Problem description
Copy every line from the data below in which the string "Booster" can be found.
* Begin Input *
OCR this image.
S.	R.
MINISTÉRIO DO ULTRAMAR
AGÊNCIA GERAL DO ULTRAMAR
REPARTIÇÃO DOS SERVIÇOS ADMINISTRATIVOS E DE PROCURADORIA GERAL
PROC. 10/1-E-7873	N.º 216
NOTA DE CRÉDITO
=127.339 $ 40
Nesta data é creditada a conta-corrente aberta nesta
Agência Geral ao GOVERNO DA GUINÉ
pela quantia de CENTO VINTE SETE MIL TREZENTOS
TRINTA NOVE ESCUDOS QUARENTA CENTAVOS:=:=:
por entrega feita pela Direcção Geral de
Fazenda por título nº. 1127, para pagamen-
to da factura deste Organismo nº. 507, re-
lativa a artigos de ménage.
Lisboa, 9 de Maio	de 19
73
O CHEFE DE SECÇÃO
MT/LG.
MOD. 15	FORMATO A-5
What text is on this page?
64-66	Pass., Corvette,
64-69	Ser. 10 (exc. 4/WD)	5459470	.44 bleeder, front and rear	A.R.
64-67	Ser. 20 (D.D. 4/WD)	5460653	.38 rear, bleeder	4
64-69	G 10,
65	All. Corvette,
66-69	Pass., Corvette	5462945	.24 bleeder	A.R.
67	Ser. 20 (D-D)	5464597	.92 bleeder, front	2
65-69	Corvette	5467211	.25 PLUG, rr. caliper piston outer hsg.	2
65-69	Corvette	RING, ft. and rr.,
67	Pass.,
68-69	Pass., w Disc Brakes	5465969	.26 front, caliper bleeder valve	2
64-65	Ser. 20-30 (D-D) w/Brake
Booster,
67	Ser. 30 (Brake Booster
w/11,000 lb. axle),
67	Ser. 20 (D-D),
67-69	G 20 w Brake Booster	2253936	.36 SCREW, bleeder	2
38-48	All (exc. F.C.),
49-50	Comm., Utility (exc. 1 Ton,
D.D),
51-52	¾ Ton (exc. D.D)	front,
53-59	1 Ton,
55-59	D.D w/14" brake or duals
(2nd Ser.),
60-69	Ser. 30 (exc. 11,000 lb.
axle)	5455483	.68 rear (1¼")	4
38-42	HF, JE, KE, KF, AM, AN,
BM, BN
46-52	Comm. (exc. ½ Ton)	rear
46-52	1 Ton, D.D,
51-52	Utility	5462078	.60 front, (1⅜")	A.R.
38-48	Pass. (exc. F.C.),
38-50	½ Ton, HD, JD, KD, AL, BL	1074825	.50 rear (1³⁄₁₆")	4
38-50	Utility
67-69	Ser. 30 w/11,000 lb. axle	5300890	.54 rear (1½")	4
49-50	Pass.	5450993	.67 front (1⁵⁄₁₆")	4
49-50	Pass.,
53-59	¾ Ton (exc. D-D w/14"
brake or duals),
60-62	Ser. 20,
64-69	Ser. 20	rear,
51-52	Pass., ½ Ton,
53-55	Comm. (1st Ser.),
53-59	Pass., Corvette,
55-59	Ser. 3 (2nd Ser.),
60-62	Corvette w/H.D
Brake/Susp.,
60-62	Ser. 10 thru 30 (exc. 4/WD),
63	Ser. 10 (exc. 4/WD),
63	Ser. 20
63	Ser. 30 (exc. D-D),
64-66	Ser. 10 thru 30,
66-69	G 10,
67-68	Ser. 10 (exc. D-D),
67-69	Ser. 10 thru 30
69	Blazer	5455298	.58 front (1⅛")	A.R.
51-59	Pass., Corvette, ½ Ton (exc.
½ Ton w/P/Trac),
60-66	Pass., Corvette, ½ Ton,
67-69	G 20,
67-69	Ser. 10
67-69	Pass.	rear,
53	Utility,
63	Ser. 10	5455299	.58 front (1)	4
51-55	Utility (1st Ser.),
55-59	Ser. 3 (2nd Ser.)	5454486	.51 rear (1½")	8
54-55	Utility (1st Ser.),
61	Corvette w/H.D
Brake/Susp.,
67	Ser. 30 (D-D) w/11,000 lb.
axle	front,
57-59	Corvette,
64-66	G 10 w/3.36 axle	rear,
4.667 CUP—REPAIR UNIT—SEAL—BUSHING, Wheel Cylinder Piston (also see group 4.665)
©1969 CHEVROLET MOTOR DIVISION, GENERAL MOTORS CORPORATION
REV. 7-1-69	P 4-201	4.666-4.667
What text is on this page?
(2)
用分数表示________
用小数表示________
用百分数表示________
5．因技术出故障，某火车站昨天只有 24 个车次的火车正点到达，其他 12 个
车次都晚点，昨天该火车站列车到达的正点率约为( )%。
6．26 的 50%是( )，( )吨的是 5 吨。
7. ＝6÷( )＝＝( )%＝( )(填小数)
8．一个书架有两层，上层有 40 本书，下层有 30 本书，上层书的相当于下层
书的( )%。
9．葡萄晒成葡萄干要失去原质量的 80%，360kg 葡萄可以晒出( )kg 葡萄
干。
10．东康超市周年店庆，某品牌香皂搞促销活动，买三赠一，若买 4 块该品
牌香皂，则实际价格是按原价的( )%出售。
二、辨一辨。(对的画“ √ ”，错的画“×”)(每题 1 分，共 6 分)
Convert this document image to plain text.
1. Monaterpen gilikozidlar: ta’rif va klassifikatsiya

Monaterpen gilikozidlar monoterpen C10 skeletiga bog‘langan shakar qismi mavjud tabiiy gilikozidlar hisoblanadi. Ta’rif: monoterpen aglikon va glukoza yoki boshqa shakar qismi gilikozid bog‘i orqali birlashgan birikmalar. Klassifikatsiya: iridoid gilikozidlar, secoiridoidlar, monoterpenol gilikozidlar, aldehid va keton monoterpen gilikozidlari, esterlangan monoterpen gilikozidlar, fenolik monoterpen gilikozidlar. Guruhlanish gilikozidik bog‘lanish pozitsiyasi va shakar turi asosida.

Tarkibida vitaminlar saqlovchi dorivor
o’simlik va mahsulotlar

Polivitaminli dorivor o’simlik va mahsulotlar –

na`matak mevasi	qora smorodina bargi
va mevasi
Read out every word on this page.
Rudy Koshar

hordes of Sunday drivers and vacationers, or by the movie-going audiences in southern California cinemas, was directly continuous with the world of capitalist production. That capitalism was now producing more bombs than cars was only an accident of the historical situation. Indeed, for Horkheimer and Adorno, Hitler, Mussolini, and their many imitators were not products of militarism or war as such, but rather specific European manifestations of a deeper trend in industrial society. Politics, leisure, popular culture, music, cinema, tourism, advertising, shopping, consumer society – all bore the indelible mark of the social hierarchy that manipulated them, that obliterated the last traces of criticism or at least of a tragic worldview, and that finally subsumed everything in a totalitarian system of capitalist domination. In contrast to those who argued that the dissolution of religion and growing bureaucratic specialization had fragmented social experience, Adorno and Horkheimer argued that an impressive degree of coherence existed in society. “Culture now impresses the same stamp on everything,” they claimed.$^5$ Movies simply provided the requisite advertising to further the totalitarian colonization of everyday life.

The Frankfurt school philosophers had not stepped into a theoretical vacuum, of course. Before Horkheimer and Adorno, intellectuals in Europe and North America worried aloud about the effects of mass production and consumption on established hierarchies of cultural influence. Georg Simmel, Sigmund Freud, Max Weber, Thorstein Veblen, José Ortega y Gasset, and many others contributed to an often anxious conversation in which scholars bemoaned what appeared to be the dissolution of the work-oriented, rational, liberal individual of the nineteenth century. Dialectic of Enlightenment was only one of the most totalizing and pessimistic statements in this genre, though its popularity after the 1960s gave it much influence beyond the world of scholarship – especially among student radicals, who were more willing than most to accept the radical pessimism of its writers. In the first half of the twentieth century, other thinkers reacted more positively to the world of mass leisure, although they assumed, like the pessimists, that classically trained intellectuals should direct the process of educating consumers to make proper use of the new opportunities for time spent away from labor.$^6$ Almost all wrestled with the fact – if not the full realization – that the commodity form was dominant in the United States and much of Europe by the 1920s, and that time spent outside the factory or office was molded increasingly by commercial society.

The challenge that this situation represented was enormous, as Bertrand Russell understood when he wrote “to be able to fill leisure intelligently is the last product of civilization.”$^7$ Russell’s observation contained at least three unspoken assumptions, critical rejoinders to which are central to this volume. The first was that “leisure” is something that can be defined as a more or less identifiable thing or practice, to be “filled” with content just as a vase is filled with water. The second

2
* End Input *
Exercise solution
Booster,
67	Ser. 30 (Brake Booster
67-69	G 20 w Brake Booster	2253936	.36 SCREW, bleeder	2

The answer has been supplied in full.